** START Records to process **
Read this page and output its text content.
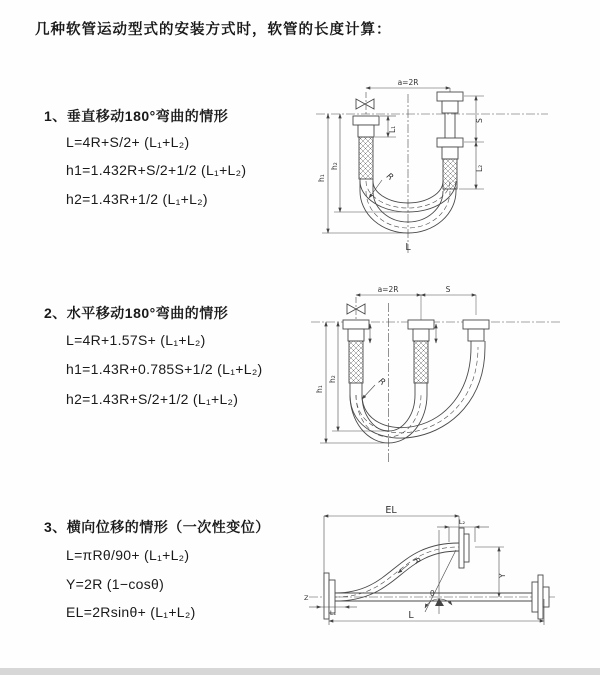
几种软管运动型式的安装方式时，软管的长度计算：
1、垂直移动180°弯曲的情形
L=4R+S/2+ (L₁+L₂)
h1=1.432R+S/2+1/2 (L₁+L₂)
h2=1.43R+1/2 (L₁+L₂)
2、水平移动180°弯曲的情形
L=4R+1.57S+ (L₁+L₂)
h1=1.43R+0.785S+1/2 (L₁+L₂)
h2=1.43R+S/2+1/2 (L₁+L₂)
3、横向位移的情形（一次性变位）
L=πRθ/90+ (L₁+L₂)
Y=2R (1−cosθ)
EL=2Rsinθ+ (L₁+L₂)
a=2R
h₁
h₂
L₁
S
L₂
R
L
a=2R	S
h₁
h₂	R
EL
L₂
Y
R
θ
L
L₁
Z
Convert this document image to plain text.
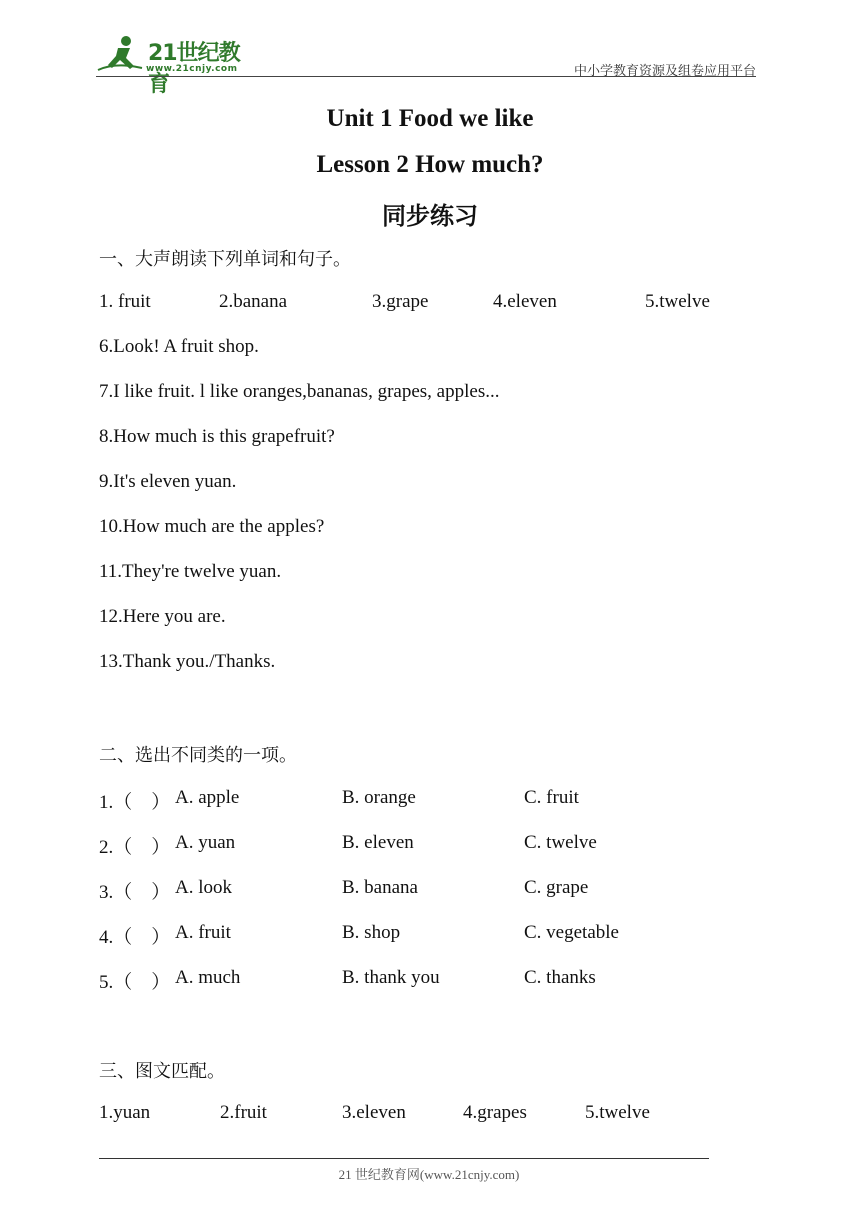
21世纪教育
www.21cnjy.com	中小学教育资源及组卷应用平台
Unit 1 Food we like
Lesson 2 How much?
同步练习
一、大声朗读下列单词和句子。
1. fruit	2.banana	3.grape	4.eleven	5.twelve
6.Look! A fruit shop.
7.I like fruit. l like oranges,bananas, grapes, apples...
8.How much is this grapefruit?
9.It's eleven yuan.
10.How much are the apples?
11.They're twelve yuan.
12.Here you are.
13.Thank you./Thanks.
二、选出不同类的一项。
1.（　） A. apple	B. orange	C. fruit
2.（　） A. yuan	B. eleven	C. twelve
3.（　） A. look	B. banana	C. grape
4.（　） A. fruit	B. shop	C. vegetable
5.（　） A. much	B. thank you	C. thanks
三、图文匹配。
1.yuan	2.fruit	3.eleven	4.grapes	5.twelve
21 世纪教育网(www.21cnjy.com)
** END Records to process **
** START Records to process **
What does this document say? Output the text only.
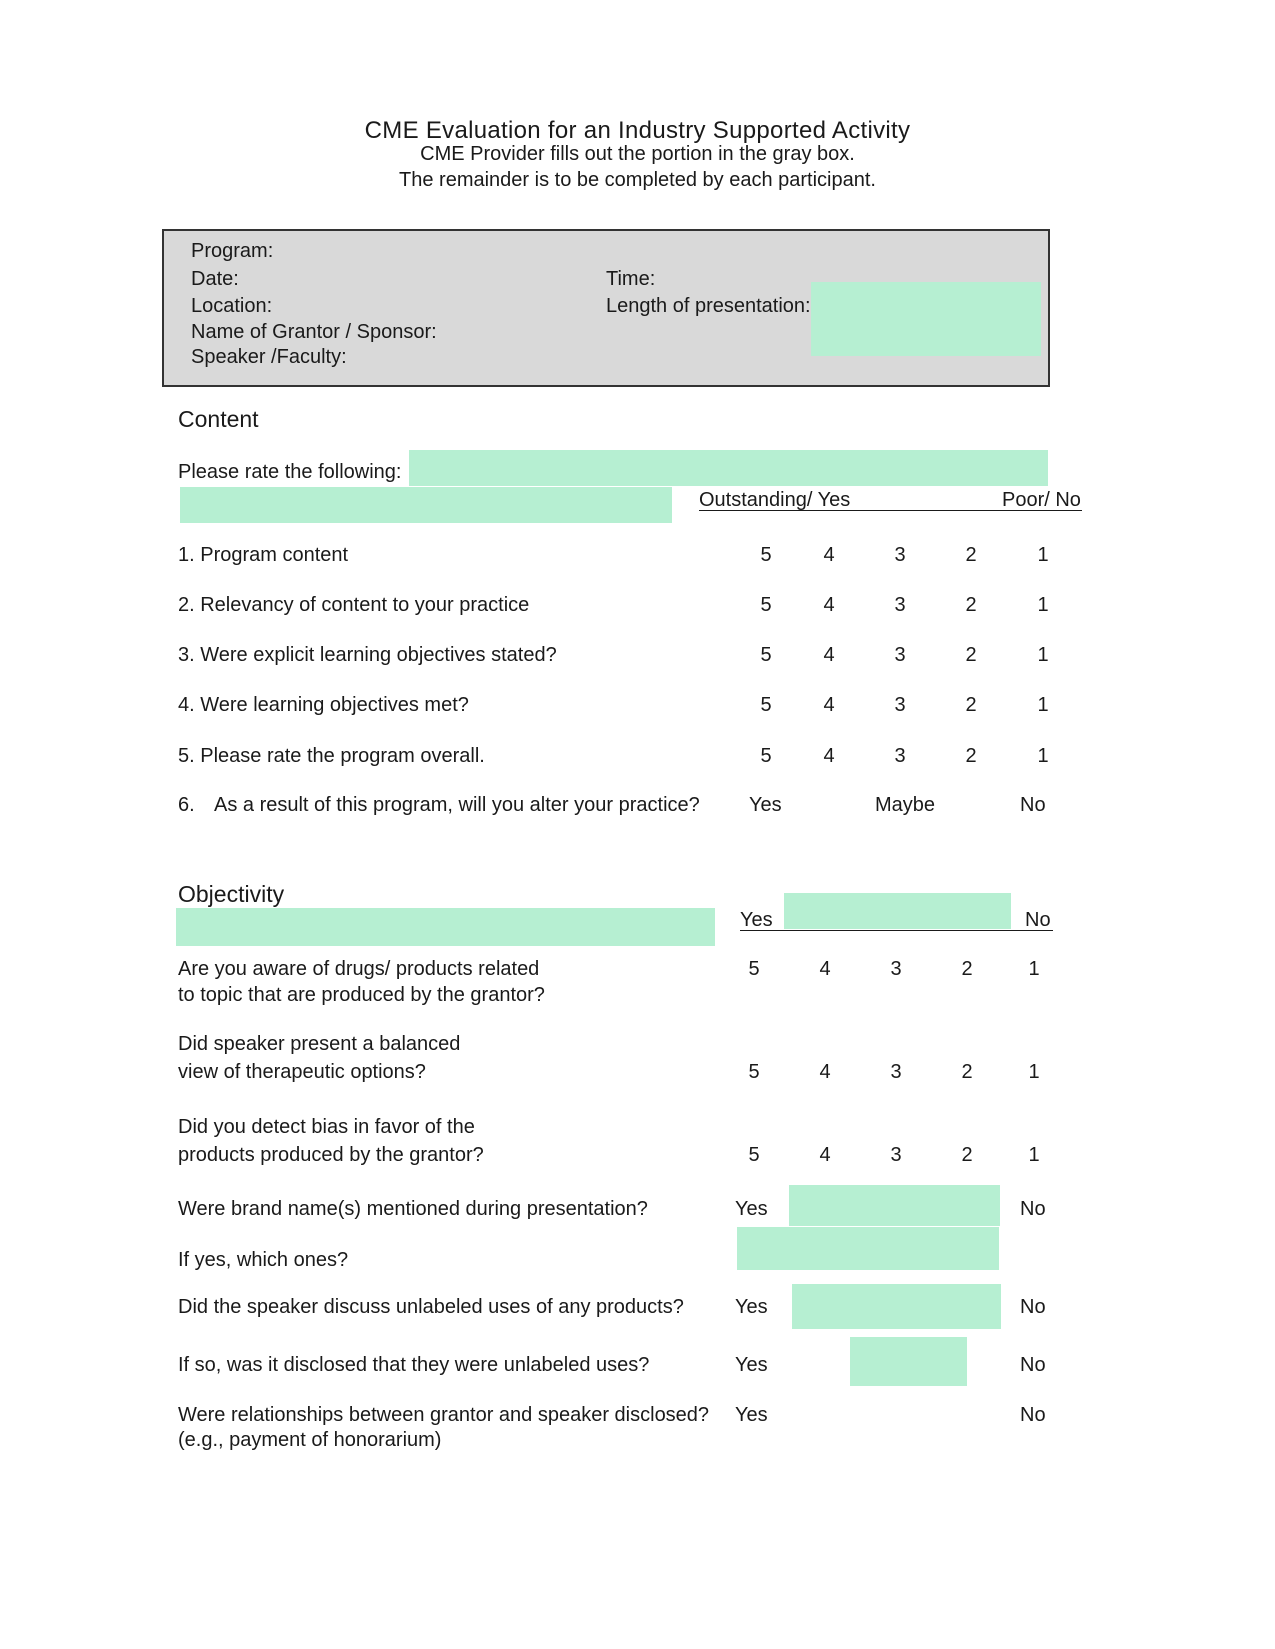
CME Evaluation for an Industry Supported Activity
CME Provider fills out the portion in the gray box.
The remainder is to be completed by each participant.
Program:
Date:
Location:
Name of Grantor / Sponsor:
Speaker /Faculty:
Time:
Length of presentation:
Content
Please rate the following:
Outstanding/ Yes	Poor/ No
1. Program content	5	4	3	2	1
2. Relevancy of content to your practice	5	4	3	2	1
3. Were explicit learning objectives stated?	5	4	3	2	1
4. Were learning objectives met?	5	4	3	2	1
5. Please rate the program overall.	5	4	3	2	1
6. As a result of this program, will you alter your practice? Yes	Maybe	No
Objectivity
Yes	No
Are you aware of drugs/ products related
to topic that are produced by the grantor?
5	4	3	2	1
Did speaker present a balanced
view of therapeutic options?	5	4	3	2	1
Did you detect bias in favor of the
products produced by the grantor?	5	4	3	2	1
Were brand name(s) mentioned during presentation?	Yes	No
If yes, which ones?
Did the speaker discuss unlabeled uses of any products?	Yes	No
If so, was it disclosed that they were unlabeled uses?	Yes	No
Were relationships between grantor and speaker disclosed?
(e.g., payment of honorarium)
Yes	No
** END Records to process **
What you should do: Filter lines by "that" and return each hit.

Exercise result:
to topic that are produced by the grantor?
If so, was it disclosed that they were unlabeled uses?	Yes	No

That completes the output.